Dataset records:
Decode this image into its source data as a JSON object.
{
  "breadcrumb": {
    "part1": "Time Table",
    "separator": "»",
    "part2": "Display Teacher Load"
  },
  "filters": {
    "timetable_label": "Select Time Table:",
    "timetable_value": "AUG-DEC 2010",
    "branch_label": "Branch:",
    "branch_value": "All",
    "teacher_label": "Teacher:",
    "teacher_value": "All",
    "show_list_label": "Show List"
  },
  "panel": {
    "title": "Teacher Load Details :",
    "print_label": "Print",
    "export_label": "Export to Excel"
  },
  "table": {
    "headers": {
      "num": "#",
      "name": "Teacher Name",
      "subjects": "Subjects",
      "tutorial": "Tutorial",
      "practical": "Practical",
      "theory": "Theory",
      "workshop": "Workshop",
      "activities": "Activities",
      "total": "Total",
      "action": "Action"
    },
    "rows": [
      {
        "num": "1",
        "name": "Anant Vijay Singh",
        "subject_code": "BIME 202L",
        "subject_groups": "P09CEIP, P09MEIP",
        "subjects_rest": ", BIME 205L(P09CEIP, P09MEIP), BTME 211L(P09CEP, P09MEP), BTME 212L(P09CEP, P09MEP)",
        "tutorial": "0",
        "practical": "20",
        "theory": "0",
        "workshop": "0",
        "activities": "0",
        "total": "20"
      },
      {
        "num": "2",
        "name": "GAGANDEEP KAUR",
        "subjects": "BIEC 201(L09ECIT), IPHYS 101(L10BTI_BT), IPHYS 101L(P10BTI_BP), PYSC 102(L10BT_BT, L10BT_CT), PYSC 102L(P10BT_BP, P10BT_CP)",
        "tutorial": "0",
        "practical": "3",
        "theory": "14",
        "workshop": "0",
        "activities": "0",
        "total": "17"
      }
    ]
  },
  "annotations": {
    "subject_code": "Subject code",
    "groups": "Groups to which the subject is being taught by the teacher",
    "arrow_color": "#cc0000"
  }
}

...

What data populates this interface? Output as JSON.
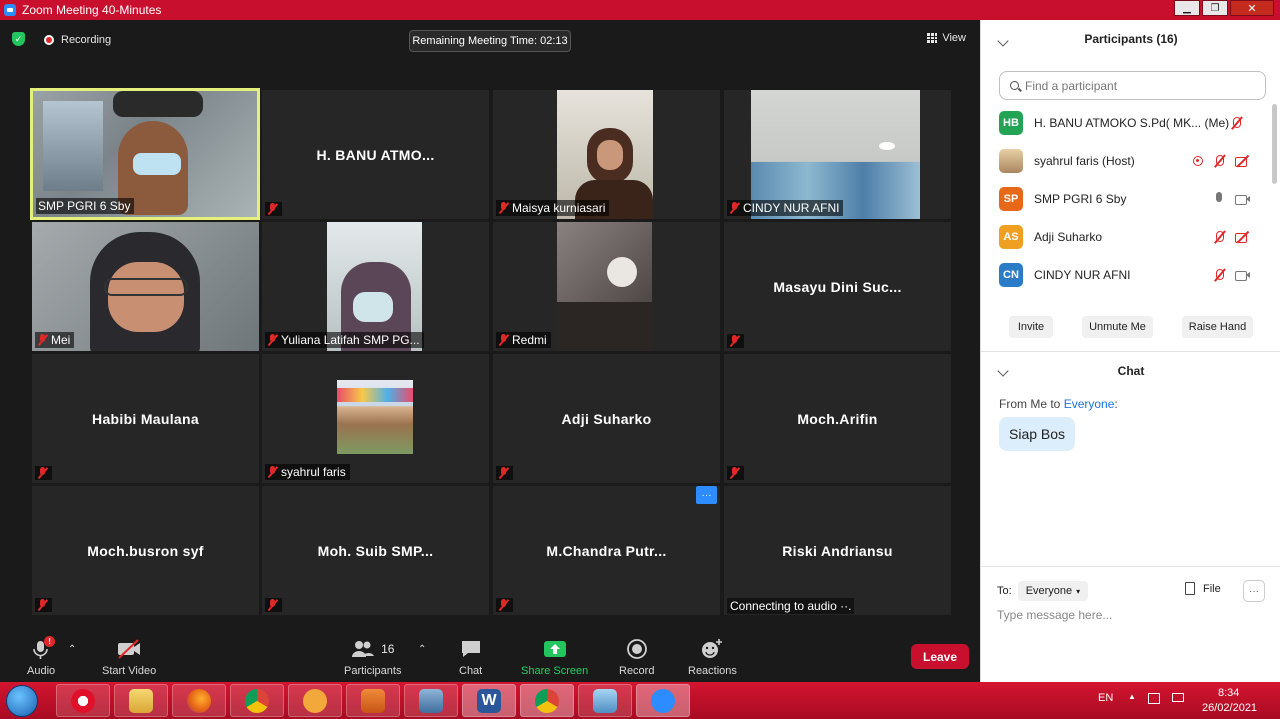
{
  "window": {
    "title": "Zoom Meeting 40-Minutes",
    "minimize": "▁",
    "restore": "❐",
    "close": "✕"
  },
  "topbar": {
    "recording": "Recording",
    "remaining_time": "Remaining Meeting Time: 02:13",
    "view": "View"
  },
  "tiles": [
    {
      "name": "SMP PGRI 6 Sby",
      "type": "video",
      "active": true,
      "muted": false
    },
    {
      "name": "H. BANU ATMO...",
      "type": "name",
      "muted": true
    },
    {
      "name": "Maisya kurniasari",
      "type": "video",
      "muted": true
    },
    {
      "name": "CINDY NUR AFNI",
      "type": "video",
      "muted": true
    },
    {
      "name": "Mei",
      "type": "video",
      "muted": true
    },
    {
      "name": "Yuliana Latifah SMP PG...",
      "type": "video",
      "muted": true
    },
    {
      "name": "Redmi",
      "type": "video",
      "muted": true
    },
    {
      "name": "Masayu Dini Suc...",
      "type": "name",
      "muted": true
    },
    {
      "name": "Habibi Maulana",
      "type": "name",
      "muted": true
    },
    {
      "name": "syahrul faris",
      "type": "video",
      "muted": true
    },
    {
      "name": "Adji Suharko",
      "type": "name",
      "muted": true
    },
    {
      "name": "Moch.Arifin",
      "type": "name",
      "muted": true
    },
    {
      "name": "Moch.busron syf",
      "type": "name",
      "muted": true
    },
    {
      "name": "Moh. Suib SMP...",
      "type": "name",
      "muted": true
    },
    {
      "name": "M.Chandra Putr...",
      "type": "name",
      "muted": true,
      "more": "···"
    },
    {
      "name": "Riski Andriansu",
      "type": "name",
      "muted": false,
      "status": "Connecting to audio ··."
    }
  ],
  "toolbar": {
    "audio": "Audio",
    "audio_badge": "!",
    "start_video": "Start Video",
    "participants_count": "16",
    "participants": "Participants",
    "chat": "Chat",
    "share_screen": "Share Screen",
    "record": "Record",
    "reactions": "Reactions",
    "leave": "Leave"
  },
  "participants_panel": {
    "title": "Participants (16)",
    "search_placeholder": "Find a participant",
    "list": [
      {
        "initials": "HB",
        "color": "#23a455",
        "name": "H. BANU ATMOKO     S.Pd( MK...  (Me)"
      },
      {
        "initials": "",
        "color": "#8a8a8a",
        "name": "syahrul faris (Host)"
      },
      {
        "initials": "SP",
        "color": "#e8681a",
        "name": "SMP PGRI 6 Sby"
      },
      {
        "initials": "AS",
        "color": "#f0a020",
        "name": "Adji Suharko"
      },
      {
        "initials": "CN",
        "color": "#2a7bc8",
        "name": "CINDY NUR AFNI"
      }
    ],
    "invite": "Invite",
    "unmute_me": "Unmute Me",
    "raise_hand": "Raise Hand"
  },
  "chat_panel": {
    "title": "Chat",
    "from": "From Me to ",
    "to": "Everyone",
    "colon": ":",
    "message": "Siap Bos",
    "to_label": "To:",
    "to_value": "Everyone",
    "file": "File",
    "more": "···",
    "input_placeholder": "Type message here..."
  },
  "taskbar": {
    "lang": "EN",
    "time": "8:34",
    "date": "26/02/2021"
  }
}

**WHAT THE TASK REQUIRES:** Find the lines holding "BANU" and list every one.

**SOLUTION TO THIS PROBLEM:**
      "name": "H. BANU ATMO...",
        "name": "H. BANU ATMOKO     S.Pd( MK...  (Me)"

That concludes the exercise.